### SHORT PROBLEM:
Print all the data, keeping every line exactly as it is.

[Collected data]
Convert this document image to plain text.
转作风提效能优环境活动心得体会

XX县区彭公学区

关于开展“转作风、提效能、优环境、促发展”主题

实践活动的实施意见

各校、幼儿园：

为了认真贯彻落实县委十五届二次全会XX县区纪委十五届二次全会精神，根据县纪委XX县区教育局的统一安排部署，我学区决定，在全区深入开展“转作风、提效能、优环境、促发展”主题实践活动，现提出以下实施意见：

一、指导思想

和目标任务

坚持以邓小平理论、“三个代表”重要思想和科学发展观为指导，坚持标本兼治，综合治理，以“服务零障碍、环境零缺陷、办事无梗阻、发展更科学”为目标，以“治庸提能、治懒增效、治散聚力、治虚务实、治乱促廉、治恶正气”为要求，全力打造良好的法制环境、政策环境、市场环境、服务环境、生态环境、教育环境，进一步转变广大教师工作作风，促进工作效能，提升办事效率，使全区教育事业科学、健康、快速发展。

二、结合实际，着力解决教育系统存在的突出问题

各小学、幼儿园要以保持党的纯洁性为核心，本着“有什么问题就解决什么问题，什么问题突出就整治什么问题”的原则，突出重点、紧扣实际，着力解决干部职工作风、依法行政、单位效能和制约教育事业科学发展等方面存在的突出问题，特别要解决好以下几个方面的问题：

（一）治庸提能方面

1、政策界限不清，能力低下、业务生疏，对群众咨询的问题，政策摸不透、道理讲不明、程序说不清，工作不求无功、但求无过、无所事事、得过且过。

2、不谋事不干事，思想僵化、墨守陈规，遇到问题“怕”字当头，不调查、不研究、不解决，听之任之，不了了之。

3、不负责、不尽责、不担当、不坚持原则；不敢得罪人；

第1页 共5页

### CORRECT RESULT:
Convert this document image to plain text.
转作风提效能优环境活动心得体会

XX县区彭公学区

关于开展“转作风、提效能、优环境、促发展”主题

实践活动的实施意见

各校、幼儿园：

为了认真贯彻落实县委十五届二次全会XX县区纪委十五届二次全会精神，根据县纪委XX县区教育局的统一安排部署，我学区决定，在全区深入开展“转作风、提效能、优环境、促发展”主题实践活动，现提出以下实施意见：

一、指导思想

和目标任务

坚持以邓小平理论、“三个代表”重要思想和科学发展观为指导，坚持标本兼治，综合治理，以“服务零障碍、环境零缺陷、办事无梗阻、发展更科学”为目标，以“治庸提能、治懒增效、治散聚力、治虚务实、治乱促廉、治恶正气”为要求，全力打造良好的法制环境、政策环境、市场环境、服务环境、生态环境、教育环境，进一步转变广大教师工作作风，促进工作效能，提升办事效率，使全区教育事业科学、健康、快速发展。

二、结合实际，着力解决教育系统存在的突出问题

各小学、幼儿园要以保持党的纯洁性为核心，本着“有什么问题就解决什么问题，什么问题突出就整治什么问题”的原则，突出重点、紧扣实际，着力解决干部职工作风、依法行政、单位效能和制约教育事业科学发展等方面存在的突出问题，特别要解决好以下几个方面的问题：

（一）治庸提能方面

1、政策界限不清，能力低下、业务生疏，对群众咨询的问题，政策摸不透、道理讲不明、程序说不清，工作不求无功、但求无过、无所事事、得过且过。

2、不谋事不干事，思想僵化、墨守陈规，遇到问题“怕”字当头，不调查、不研究、不解决，听之任之，不了了之。

3、不负责、不尽责、不担当、不坚持原则；不敢得罪人；

第1页 共5页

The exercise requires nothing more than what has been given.